**What you are asked to do**. Return all lines below containing the word "current".
====== Records
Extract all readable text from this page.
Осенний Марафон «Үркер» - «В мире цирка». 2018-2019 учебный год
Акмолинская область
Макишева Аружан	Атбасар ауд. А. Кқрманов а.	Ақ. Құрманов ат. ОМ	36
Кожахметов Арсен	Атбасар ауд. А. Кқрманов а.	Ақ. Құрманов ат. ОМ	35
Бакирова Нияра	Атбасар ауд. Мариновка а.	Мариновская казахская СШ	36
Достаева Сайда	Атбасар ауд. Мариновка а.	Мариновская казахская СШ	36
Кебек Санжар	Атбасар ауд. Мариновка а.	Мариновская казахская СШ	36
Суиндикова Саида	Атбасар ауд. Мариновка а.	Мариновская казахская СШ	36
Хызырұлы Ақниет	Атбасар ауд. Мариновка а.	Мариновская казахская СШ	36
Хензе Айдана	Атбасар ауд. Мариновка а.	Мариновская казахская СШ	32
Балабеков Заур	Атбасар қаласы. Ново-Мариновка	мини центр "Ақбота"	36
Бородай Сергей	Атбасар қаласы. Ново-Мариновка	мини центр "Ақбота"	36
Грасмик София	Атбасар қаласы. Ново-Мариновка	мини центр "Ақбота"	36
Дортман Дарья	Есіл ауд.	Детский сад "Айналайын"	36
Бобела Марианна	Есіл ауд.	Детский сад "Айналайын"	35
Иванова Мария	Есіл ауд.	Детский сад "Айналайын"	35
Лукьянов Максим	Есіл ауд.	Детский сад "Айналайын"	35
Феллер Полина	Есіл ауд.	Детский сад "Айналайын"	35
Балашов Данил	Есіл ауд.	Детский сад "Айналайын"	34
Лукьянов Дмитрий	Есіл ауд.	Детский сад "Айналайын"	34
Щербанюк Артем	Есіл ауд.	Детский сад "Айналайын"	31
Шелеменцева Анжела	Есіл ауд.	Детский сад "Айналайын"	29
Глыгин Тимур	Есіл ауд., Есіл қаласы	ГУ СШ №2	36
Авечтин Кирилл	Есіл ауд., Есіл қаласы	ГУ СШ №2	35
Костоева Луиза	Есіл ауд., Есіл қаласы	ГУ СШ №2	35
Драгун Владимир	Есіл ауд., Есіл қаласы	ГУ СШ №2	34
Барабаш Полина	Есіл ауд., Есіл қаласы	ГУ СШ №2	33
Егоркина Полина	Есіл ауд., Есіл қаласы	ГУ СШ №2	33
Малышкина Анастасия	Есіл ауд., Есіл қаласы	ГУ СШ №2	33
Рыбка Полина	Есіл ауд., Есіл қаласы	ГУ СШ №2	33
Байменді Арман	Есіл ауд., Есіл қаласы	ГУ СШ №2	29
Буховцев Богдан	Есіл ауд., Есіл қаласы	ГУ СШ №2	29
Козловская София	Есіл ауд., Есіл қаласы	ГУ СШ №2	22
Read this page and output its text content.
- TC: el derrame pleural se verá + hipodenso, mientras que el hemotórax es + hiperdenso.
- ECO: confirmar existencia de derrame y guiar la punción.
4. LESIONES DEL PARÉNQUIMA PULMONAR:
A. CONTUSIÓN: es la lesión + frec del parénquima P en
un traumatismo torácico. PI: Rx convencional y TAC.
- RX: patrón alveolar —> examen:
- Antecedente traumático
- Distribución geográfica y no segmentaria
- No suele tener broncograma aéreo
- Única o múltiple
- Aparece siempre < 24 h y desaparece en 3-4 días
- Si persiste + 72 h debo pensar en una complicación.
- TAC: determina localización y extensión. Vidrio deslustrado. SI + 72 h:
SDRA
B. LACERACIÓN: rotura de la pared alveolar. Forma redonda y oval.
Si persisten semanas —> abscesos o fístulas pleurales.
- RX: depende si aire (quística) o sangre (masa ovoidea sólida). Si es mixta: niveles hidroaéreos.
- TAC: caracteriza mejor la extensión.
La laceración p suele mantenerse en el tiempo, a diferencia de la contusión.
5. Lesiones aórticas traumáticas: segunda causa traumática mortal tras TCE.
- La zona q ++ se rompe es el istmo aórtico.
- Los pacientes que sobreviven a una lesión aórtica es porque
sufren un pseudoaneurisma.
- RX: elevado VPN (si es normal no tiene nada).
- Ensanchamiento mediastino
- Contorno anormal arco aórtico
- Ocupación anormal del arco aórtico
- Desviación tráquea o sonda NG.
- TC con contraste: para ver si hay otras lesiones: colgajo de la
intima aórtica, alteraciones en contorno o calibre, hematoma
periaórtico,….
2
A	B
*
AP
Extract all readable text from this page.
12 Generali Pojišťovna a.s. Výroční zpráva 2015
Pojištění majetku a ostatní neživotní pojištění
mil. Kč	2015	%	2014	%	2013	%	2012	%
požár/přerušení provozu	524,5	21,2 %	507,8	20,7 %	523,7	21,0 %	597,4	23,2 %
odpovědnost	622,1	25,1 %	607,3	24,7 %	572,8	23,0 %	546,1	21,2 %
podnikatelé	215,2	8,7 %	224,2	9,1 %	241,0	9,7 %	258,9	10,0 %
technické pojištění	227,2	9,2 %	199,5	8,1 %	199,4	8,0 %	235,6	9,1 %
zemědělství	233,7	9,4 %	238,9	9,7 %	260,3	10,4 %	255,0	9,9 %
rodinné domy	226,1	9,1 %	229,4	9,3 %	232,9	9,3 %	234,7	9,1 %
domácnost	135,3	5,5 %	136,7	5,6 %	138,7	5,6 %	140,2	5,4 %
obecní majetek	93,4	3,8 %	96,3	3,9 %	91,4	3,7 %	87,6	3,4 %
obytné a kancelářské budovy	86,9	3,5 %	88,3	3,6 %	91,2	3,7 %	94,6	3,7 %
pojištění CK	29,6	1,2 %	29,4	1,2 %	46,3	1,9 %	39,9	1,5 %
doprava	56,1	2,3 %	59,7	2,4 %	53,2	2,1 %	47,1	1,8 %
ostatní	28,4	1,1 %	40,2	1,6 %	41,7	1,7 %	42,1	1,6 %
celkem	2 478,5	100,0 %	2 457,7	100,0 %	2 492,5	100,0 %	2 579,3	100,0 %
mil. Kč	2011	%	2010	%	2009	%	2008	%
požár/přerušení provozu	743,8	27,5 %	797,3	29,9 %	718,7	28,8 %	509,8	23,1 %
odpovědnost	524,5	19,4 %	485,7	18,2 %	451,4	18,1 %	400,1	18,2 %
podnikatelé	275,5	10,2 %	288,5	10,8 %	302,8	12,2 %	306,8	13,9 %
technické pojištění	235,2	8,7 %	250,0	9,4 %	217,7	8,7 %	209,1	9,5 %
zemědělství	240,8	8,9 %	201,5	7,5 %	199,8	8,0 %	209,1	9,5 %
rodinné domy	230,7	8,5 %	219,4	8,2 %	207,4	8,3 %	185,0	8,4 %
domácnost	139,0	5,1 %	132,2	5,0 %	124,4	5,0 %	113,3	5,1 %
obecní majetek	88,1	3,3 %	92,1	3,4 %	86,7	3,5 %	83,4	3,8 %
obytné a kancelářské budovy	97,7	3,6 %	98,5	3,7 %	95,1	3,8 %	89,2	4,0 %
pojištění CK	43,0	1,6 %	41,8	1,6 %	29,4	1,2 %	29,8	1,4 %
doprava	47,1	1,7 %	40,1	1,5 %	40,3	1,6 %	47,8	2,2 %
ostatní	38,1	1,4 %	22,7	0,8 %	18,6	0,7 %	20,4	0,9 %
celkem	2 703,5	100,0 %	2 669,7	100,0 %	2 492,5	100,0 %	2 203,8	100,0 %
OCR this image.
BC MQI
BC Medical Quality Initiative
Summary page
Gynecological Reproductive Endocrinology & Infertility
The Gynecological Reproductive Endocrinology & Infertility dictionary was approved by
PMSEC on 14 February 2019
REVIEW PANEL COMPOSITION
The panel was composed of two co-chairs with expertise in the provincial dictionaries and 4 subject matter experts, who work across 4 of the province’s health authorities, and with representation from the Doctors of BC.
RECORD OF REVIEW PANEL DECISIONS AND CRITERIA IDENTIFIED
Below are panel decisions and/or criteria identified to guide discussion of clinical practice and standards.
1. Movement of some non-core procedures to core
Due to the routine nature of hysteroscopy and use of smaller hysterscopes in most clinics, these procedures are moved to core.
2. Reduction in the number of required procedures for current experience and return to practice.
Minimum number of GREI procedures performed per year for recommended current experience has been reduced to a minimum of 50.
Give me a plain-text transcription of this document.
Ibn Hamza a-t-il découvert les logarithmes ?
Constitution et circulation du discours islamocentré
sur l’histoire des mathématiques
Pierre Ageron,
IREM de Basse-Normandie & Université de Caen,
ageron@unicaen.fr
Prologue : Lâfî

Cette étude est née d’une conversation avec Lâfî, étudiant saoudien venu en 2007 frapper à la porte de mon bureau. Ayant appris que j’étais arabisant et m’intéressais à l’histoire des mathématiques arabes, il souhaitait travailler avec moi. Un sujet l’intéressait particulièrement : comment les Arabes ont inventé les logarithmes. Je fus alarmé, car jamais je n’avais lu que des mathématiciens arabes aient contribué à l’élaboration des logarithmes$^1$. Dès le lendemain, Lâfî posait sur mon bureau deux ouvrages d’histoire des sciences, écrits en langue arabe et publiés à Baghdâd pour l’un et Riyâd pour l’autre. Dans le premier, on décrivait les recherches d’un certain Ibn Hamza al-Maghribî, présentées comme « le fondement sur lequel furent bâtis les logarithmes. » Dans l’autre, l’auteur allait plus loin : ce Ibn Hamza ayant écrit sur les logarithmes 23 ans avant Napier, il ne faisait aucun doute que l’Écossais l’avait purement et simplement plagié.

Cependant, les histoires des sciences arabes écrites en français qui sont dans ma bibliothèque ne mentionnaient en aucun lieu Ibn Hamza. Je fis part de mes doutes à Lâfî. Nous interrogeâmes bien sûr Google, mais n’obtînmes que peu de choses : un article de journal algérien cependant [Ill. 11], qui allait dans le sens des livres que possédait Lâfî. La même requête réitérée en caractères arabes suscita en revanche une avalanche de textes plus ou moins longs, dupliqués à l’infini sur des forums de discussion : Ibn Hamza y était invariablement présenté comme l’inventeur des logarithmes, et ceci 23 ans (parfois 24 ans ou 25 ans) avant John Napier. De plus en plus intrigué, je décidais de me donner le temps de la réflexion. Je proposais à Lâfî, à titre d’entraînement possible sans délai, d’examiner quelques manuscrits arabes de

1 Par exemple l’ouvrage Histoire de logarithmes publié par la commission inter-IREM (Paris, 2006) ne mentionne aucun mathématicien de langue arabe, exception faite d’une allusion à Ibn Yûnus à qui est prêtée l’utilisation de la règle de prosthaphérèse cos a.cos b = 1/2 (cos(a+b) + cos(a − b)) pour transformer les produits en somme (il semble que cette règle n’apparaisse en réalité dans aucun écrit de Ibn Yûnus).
============
**In response**.
2. Reduction in the number of required procedures for current experience and return to practice.
Minimum number of GREI procedures performed per year for recommended current experience has been reduced to a minimum of 50.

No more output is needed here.